(Dataset entries)

## BEGIN

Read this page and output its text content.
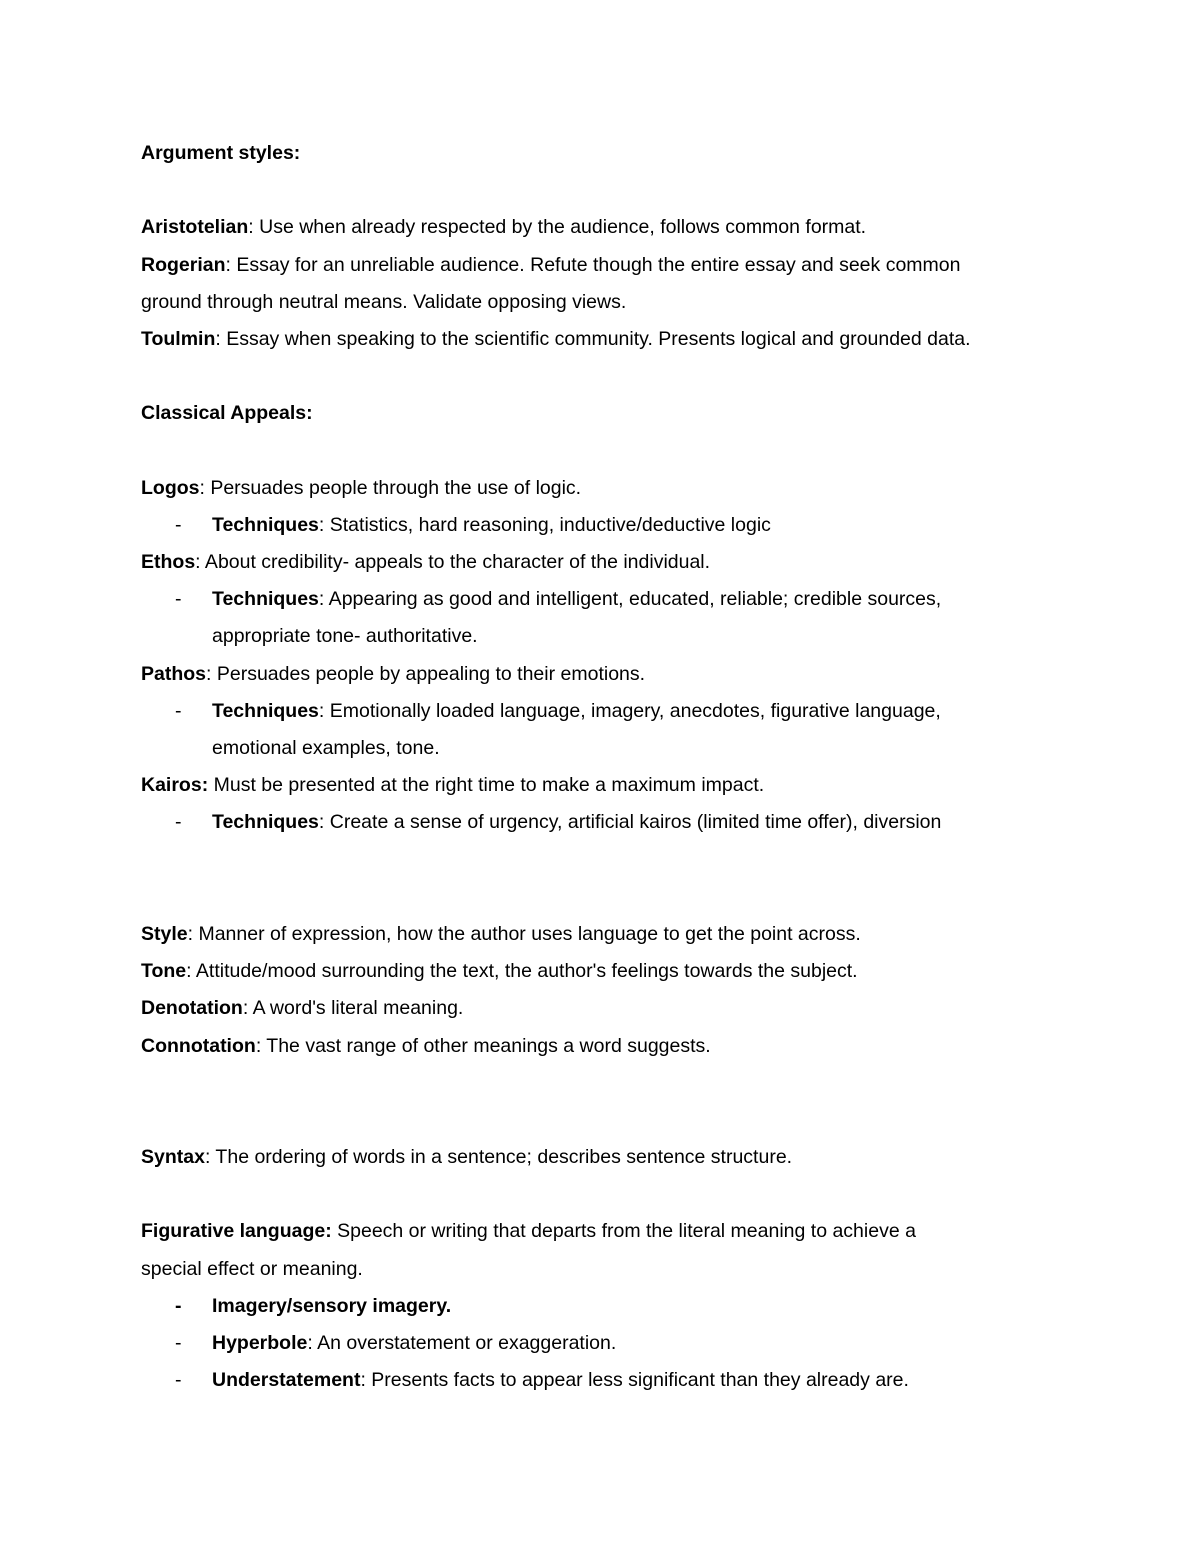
Argument styles:
Aristotelian: Use when already respected by the audience, follows common format.
Rogerian: Essay for an unreliable audience. Refute though the entire essay and seek common
ground through neutral means. Validate opposing views.
Toulmin: Essay when speaking to the scientific community. Presents logical and grounded data.
Classical Appeals:
Logos: Persuades people through the use of logic.
- Techniques: Statistics, hard reasoning, inductive/deductive logic
Ethos: About credibility- appeals to the character of the individual.
- Techniques: Appearing as good and intelligent, educated, reliable; credible sources,
appropriate tone- authoritative.
Pathos: Persuades people by appealing to their emotions.
- Techniques: Emotionally loaded language, imagery, anecdotes, figurative language,
emotional examples, tone.
Kairos: Must be presented at the right time to make a maximum impact.
- Techniques: Create a sense of urgency, artificial kairos (limited time offer), diversion
Style: Manner of expression, how the author uses language to get the point across.
Tone: Attitude/mood surrounding the text, the author's feelings towards the subject.
Denotation: A word's literal meaning.
Connotation: The vast range of other meanings a word suggests.
Syntax: The ordering of words in a sentence; describes sentence structure.
Figurative language: Speech or writing that departs from the literal meaning to achieve a
special effect or meaning.
- Imagery/sensory imagery.
- Hyperbole: An overstatement or exaggeration.
- Understatement: Presents facts to appear less significant than they already are.
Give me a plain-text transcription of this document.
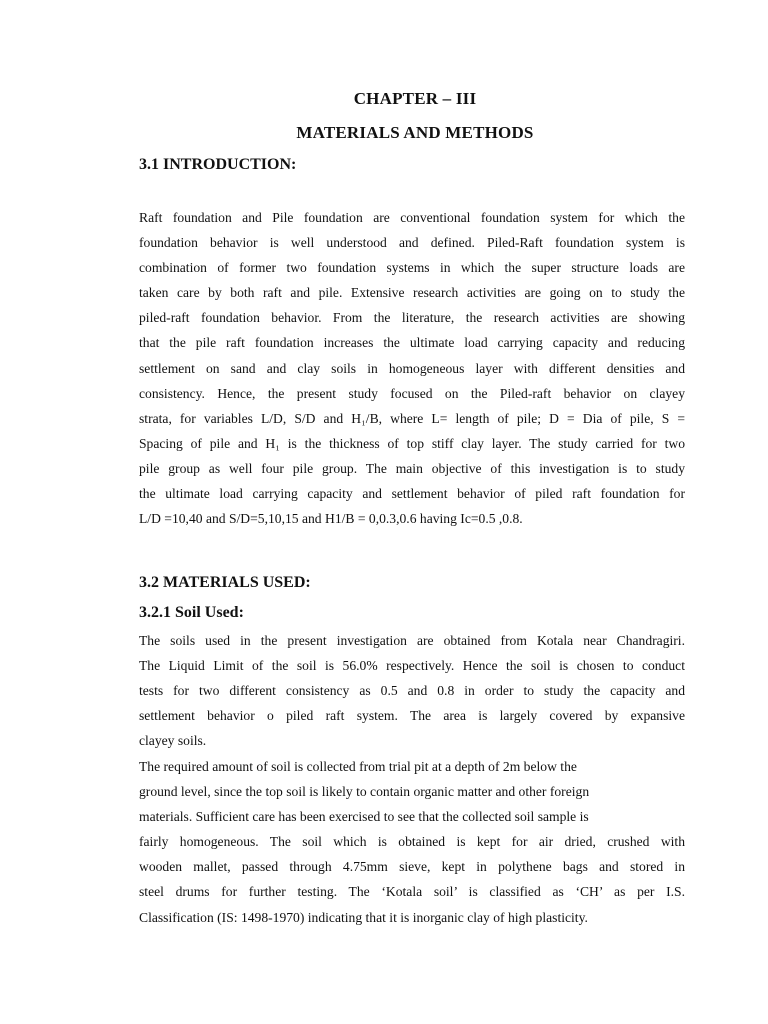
CHAPTER – III
MATERIALS AND METHODS
3.1 INTRODUCTION:
Raft foundation and Pile foundation are conventional foundation system for which the
foundation behavior is well understood and defined. Piled-Raft foundation system is
combination of former two foundation systems in which the super structure loads are
taken care by both raft and pile. Extensive research activities are going on to study the
piled-raft foundation behavior. From the literature, the research activities are showing
that the pile raft foundation increases the ultimate load carrying capacity and reducing
settlement on sand and clay soils in homogeneous layer with different densities and
consistency. Hence, the present study focused on the Piled-raft behavior on clayey
strata, for variables L/D, S/D and H₁/B, where L= length of pile; D = Dia of pile, S =
Spacing of pile and H₁ is the thickness of top stiff clay layer. The study carried for two
pile group as well four pile group. The main objective of this investigation is to study
the ultimate load carrying capacity and settlement behavior of piled raft foundation for
L/D =10,40 and S/D=5,10,15 and H1/B = 0,0.3,0.6 having Ic=0.5 ,0.8.
3.2 MATERIALS USED:
3.2.1 Soil Used:
The soils used in the present investigation are obtained from Kotala near Chandragiri.
The Liquid Limit of the soil is 56.0% respectively. Hence the soil is chosen to conduct
tests for two different consistency as 0.5 and 0.8 in order to study the capacity and
settlement behavior o piled raft system. The area is largely covered by expansive
clayey soils.
The required amount of soil is collected from trial pit at a depth of 2m below the
ground level, since the top soil is likely to contain organic matter and other foreign
materials. Sufficient care has been exercised to see that the collected soil sample is
fairly homogeneous. The soil which is obtained is kept for air dried, crushed with
wooden mallet, passed through 4.75mm sieve, kept in polythene bags and stored in
steel drums for further testing. The ‘Kotala soil’ is classified as ‘CH’ as per I.S.
Classification (IS: 1498-1970) indicating that it is inorganic clay of high plasticity.
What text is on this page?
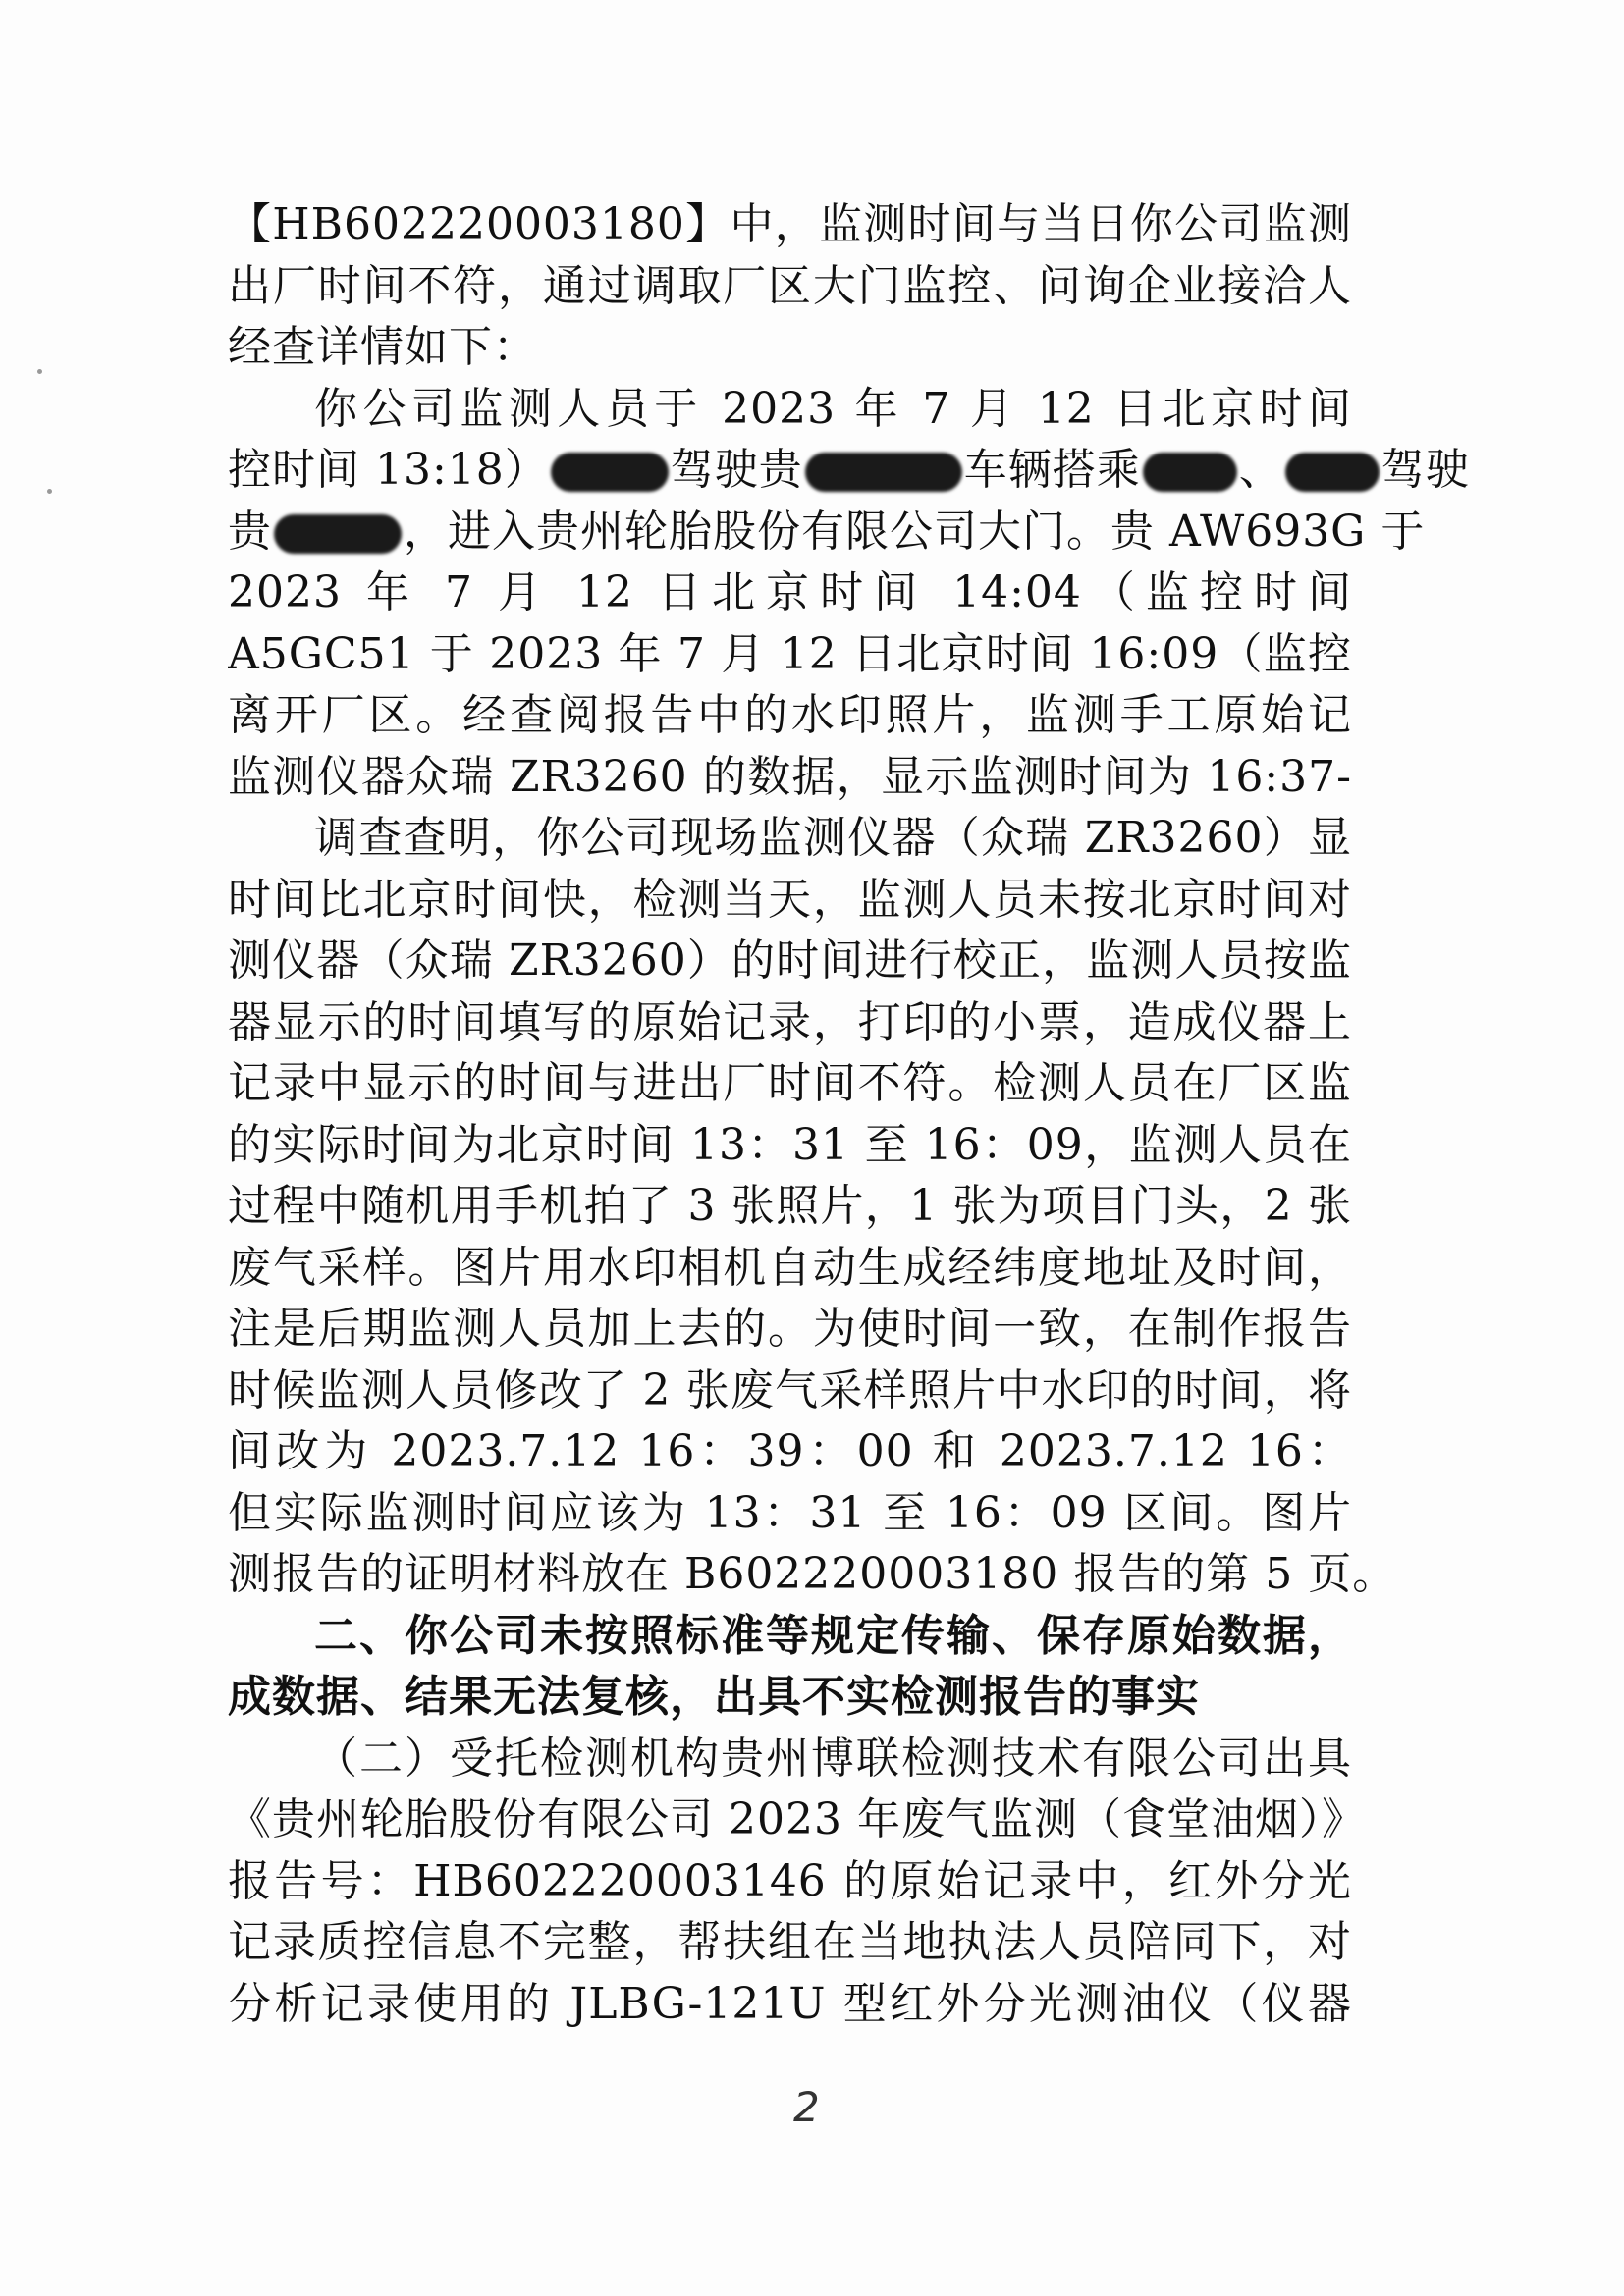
【HB602220003180】中，监测时间与当日你公司监测
出厂时间不符，通过调取厂区大门监控、问询企业接洽人
经查详情如下：
你公司监测人员于 2023 年 7 月 12 日北京时间
控时间 13:18）	驾驶贵	车辆搭乘 、 驾驶
贵	，进入贵州轮胎股份有限公司大门。贵 AW693G 于
2023 年 7 月 12 日北京时间 14:04（监控时间
A5GC51 于 2023 年 7 月 12 日北京时间 16:09（监控
离开厂区。经查阅报告中的水印照片，监测手工原始记
监测仪器众瑞 ZR3260 的数据，显示监测时间为 16:37-
调查查明，你公司现场监测仪器（众瑞 ZR3260）显
时间比北京时间快，检测当天，监测人员未按北京时间对
测仪器（众瑞 ZR3260）的时间进行校正，监测人员按监
器显示的时间填写的原始记录，打印的小票，造成仪器上
记录中显示的时间与进出厂时间不符。检测人员在厂区监
的实际时间为北京时间 13：31 至 16：09，监测人员在
过程中随机用手机拍了 3 张照片，1 张为项目门头，2 张
废气采样。图片用水印相机自动生成经纬度地址及时间，
注是后期监测人员加上去的。为使时间一致，在制作报告
时候监测人员修改了 2 张废气采样照片中水印的时间，将
间改为 2023.7.12 16：39：00 和 2023.7.12 16：
但实际监测时间应该为 13：31 至 16：09 区间。图片
测报告的证明材料放在 B602220003180 报告的第 5 页。
二、你公司未按照标准等规定传输、保存原始数据，
成数据、结果无法复核，出具不实检测报告的事实
（二）受托检测机构贵州博联检测技术有限公司出具
《贵州轮胎股份有限公司 2023 年废气监测（食堂油烟）》
报告号：HB602220003146 的原始记录中，红外分光
记录质控信息不完整，帮扶组在当地执法人员陪同下，对
分析记录使用的 JLBG-121U 型红外分光测油仪（仪器
2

## END

**EXERCISE GOAL**
Every record above should be transcribed exactly; the pictures stay out of the copy.

**TASK SOLUTION**
Read this page and output its text content.
Argument styles:
Aristotelian: Use when already respected by the audience, follows common format.
Rogerian: Essay for an unreliable audience. Refute though the entire essay and seek common
ground through neutral means. Validate opposing views.
Toulmin: Essay when speaking to the scientific community. Presents logical and grounded data.
Classical Appeals:
Logos: Persuades people through the use of logic.
- Techniques: Statistics, hard reasoning, inductive/deductive logic
Ethos: About credibility- appeals to the character of the individual.
- Techniques: Appearing as good and intelligent, educated, reliable; credible sources,
appropriate tone- authoritative.
Pathos: Persuades people by appealing to their emotions.
- Techniques: Emotionally loaded language, imagery, anecdotes, figurative language,
emotional examples, tone.
Kairos: Must be presented at the right time to make a maximum impact.
- Techniques: Create a sense of urgency, artificial kairos (limited time offer), diversion
Style: Manner of expression, how the author uses language to get the point across.
Tone: Attitude/mood surrounding the text, the author's feelings towards the subject.
Denotation: A word's literal meaning.
Connotation: The vast range of other meanings a word suggests.
Syntax: The ordering of words in a sentence; describes sentence structure.
Figurative language: Speech or writing that departs from the literal meaning to achieve a
special effect or meaning.
- Imagery/sensory imagery.
- Hyperbole: An overstatement or exaggeration.
- Understatement: Presents facts to appear less significant than they already are.
Give me a plain-text transcription of this document.
CHAPTER – III
MATERIALS AND METHODS
3.1 INTRODUCTION:
Raft foundation and Pile foundation are conventional foundation system for which the
foundation behavior is well understood and defined. Piled-Raft foundation system is
combination of former two foundation systems in which the super structure loads are
taken care by both raft and pile. Extensive research activities are going on to study the
piled-raft foundation behavior. From the literature, the research activities are showing
that the pile raft foundation increases the ultimate load carrying capacity and reducing
settlement on sand and clay soils in homogeneous layer with different densities and
consistency. Hence, the present study focused on the Piled-raft behavior on clayey
strata, for variables L/D, S/D and H₁/B, where L= length of pile; D = Dia of pile, S =
Spacing of pile and H₁ is the thickness of top stiff clay layer. The study carried for two
pile group as well four pile group. The main objective of this investigation is to study
the ultimate load carrying capacity and settlement behavior of piled raft foundation for
L/D =10,40 and S/D=5,10,15 and H1/B = 0,0.3,0.6 having Ic=0.5 ,0.8.
3.2 MATERIALS USED:
3.2.1 Soil Used:
The soils used in the present investigation are obtained from Kotala near Chandragiri.
The Liquid Limit of the soil is 56.0% respectively. Hence the soil is chosen to conduct
tests for two different consistency as 0.5 and 0.8 in order to study the capacity and
settlement behavior o piled raft system. The area is largely covered by expansive
clayey soils.
The required amount of soil is collected from trial pit at a depth of 2m below the
ground level, since the top soil is likely to contain organic matter and other foreign
materials. Sufficient care has been exercised to see that the collected soil sample is
fairly homogeneous. The soil which is obtained is kept for air dried, crushed with
wooden mallet, passed through 4.75mm sieve, kept in polythene bags and stored in
steel drums for further testing. The ‘Kotala soil’ is classified as ‘CH’ as per I.S.
Classification (IS: 1498-1970) indicating that it is inorganic clay of high plasticity.
What text is on this page?
【HB602220003180】中，监测时间与当日你公司监测
出厂时间不符，通过调取厂区大门监控、问询企业接洽人
经查详情如下：
你公司监测人员于 2023 年 7 月 12 日北京时间
控时间 13:18）	驾驶贵	车辆搭乘 、 驾驶
贵	，进入贵州轮胎股份有限公司大门。贵 AW693G 于
2023 年 7 月 12 日北京时间 14:04（监控时间
A5GC51 于 2023 年 7 月 12 日北京时间 16:09（监控
离开厂区。经查阅报告中的水印照片，监测手工原始记
监测仪器众瑞 ZR3260 的数据，显示监测时间为 16:37-
调查查明，你公司现场监测仪器（众瑞 ZR3260）显
时间比北京时间快，检测当天，监测人员未按北京时间对
测仪器（众瑞 ZR3260）的时间进行校正，监测人员按监
器显示的时间填写的原始记录，打印的小票，造成仪器上
记录中显示的时间与进出厂时间不符。检测人员在厂区监
的实际时间为北京时间 13：31 至 16：09，监测人员在
过程中随机用手机拍了 3 张照片，1 张为项目门头，2 张
废气采样。图片用水印相机自动生成经纬度地址及时间，
注是后期监测人员加上去的。为使时间一致，在制作报告
时候监测人员修改了 2 张废气采样照片中水印的时间，将
间改为 2023.7.12 16：39：00 和 2023.7.12 16：
但实际监测时间应该为 13：31 至 16：09 区间。图片
测报告的证明材料放在 B602220003180 报告的第 5 页。
二、你公司未按照标准等规定传输、保存原始数据，
成数据、结果无法复核，出具不实检测报告的事实
（二）受托检测机构贵州博联检测技术有限公司出具
《贵州轮胎股份有限公司 2023 年废气监测（食堂油烟）》
报告号：HB602220003146 的原始记录中，红外分光
记录质控信息不完整，帮扶组在当地执法人员陪同下，对
分析记录使用的 JLBG-121U 型红外分光测油仪（仪器
2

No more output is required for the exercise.